» What is asked: Reproduce the entries in full, with no changes.

» Input rows:
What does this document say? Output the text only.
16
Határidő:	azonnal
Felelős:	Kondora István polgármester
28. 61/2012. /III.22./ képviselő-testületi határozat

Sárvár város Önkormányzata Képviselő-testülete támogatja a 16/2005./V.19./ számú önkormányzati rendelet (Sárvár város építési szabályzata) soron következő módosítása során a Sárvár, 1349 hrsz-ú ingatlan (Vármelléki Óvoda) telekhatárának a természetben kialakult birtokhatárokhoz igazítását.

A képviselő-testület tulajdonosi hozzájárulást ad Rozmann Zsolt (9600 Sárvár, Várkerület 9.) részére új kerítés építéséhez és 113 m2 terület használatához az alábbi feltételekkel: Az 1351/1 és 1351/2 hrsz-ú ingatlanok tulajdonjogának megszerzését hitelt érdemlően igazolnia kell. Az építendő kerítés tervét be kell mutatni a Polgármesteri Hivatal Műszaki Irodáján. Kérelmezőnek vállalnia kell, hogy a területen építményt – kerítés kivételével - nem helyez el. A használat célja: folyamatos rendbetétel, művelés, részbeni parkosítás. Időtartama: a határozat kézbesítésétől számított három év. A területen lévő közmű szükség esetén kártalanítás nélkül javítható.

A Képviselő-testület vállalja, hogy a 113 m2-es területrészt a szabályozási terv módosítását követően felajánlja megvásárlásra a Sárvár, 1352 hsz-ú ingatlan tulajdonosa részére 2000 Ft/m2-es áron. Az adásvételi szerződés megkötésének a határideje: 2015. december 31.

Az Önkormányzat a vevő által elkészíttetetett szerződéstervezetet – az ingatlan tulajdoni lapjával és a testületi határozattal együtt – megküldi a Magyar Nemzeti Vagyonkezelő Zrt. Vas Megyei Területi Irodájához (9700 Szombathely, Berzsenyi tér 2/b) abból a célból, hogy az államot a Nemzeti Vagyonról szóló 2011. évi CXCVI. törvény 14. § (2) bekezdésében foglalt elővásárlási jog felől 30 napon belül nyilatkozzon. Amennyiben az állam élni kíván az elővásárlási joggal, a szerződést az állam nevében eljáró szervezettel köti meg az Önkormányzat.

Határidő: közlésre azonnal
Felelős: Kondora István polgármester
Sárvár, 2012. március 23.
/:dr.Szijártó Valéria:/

» Result for this exercise:
What does this document say? Output the text only.
16
Határidő:	azonnal
Felelős:	Kondora István polgármester
28. 61/2012. /III.22./ képviselő-testületi határozat

Sárvár város Önkormányzata Képviselő-testülete támogatja a 16/2005./V.19./ számú önkormányzati rendelet (Sárvár város építési szabályzata) soron következő módosítása során a Sárvár, 1349 hrsz-ú ingatlan (Vármelléki Óvoda) telekhatárának a természetben kialakult birtokhatárokhoz igazítását.

A képviselő-testület tulajdonosi hozzájárulást ad Rozmann Zsolt (9600 Sárvár, Várkerület 9.) részére új kerítés építéséhez és 113 m2 terület használatához az alábbi feltételekkel: Az 1351/1 és 1351/2 hrsz-ú ingatlanok tulajdonjogának megszerzését hitelt érdemlően igazolnia kell. Az építendő kerítés tervét be kell mutatni a Polgármesteri Hivatal Műszaki Irodáján. Kérelmezőnek vállalnia kell, hogy a területen építményt – kerítés kivételével - nem helyez el. A használat célja: folyamatos rendbetétel, művelés, részbeni parkosítás. Időtartama: a határozat kézbesítésétől számított három év. A területen lévő közmű szükség esetén kártalanítás nélkül javítható.

A Képviselő-testület vállalja, hogy a 113 m2-es területrészt a szabályozási terv módosítását követően felajánlja megvásárlásra a Sárvár, 1352 hsz-ú ingatlan tulajdonosa részére 2000 Ft/m2-es áron. Az adásvételi szerződés megkötésének a határideje: 2015. december 31.

Az Önkormányzat a vevő által elkészíttetetett szerződéstervezetet – az ingatlan tulajdoni lapjával és a testületi határozattal együtt – megküldi a Magyar Nemzeti Vagyonkezelő Zrt. Vas Megyei Területi Irodájához (9700 Szombathely, Berzsenyi tér 2/b) abból a célból, hogy az államot a Nemzeti Vagyonról szóló 2011. évi CXCVI. törvény 14. § (2) bekezdésében foglalt elővásárlási jog felől 30 napon belül nyilatkozzon. Amennyiben az állam élni kíván az elővásárlási joggal, a szerződést az állam nevében eljáró szervezettel köti meg az Önkormányzat.

Határidő: közlésre azonnal
Felelős: Kondora István polgármester
Sárvár, 2012. március 23.
/:dr.Szijártó Valéria:/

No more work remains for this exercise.